• [Consigne A] Dans le texte sur les courtisans de La Bruyère, remplacez « courtisans » par « gens de cour » et recopiez le passage qui commence aux mots « Si le monde » et se termine après « cette comédie sociale. ».
• [Consigne B] Poursuivez le texte sur les courtisans de La Bruyère à partir de sa dernière phrase.

• [Texte fourni]
━━━━

Si le monde est un théâtre, alors il lui faut des acteurs, et les parisiens et
courtisans sont là pour s’en charger.
Dans ce monde entièrement théâtral, les courtisans jouent le rôle d’acteurs de
cette comédie sociale.
Pour cela, ils font preuve d’hypocrisie.
Ils jouent donc tous un
rôle.
La Bruyère dénonce, partout dans Les Caractères, la rouerie et l’hypocrisie des
courtisans qui cherchent à faire carrière à la cour à force de flatteries et de grimaces,
d’où l’utilisation massive qu’il fait de la métaphore du comédien, par exemple dans les
portraits de Théodote qui « avec un habit austère a un visage comique et d’un homme
qui entre sur la scène ; sa voix, sa démarche, son geste, son attitude accompagnent son
visage» (VIII, 61), ou encore de Pamphile, type même du courtisan versaillais, qui est
significativement comparé aux plus célèbres comédiens de l’époque : « les Pamphiles
[…] toujours comme sur un théâtre, […] vrais personnages de comédie, des Floridors,
des Mondoris » (IX, 50).

━━━━

Enregistrements conservés:
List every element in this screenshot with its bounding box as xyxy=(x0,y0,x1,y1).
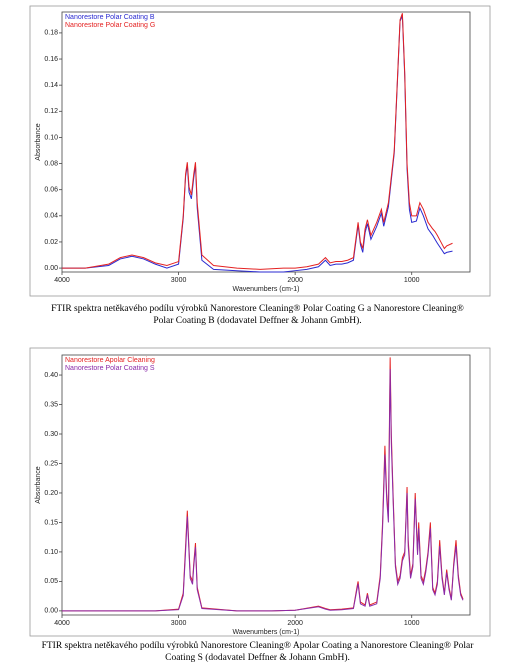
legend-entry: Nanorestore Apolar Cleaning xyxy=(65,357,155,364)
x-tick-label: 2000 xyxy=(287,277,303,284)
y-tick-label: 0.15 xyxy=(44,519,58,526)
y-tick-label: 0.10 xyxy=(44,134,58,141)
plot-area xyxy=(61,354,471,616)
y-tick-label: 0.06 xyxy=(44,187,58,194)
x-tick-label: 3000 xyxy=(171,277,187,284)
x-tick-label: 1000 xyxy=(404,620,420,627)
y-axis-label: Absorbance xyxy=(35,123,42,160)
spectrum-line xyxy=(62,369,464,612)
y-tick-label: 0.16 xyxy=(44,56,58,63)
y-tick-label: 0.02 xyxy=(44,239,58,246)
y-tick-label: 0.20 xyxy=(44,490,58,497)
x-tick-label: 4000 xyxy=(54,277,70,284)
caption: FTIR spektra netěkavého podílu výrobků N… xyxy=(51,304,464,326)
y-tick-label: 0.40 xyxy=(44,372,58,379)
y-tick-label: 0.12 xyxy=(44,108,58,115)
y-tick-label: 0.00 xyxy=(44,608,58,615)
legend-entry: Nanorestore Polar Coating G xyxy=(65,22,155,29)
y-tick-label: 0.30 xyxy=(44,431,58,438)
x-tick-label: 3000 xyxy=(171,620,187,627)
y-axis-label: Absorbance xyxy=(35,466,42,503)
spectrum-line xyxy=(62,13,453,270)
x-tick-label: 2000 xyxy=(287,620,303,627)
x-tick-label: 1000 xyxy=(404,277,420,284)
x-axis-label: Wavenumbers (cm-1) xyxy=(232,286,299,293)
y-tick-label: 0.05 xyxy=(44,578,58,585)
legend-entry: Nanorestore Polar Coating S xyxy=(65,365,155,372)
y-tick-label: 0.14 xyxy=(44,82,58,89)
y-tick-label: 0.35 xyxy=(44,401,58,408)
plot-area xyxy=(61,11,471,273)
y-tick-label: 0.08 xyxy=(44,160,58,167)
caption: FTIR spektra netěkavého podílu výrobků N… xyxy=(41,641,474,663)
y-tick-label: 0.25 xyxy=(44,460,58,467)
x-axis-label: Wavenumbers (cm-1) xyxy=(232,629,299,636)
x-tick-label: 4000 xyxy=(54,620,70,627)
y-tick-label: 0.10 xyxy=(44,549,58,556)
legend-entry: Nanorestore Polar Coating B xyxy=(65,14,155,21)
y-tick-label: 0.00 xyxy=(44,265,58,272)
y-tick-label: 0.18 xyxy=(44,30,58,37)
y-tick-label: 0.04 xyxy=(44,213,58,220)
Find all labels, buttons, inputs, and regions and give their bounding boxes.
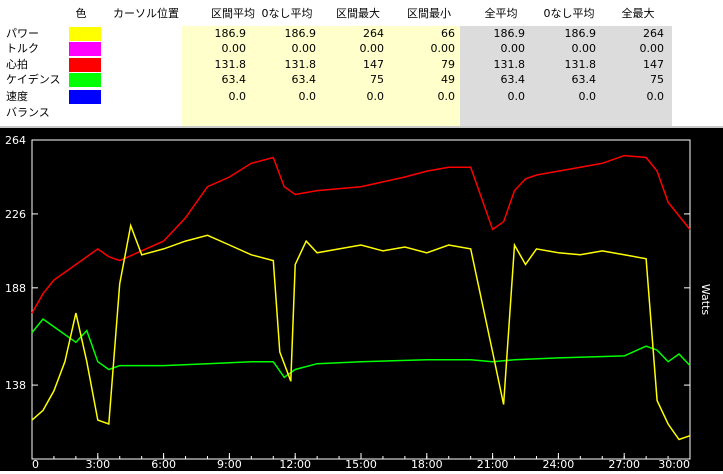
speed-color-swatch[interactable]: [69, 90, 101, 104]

━━━━

• [Réponse A]
Si le monde est un théâtre, alors il lui faut des acteurs, et les parisiens et
gens de cour sont là pour s’en charger.
Dans ce monde entièrement théâtral, les gens de cour jouent le rôle d’acteurs de
cette comédie sociale.

• [Réponse B]
Pour jouer un rôle, il faut se dissimuler derrière un « masque » : c’est d’ailleurs le sens
étymologique d’hypocrite.
C’est ce que fait par exemple le caméléon Ménophile qui revêt
plusieurs masques selon l’occasion qui s’y prête (VIII, 48).
La dissimulation devient un
véritable art, maîtrisé à la perfection par la marquise de Merteuil, et qui détaille sa
méthode dans la lettre 81 des Liaisons dangereuses de Laclos.
Ils n’hésitent pas non plus à mentir pour se faire apprécier : Arrias, dans le livre I, est
démasqué pour son mensonge à propos de Sethon, quand c’est ce dernier qui lui
répond.
Dans son sonnet 150 des Regrets, Du Bellay évoque aussi le mensonge des
courtisans, capables d’affirmer avoir vu « la lune en plein midi, à minuit le soleil ».
Peut-être encore plus satirique,....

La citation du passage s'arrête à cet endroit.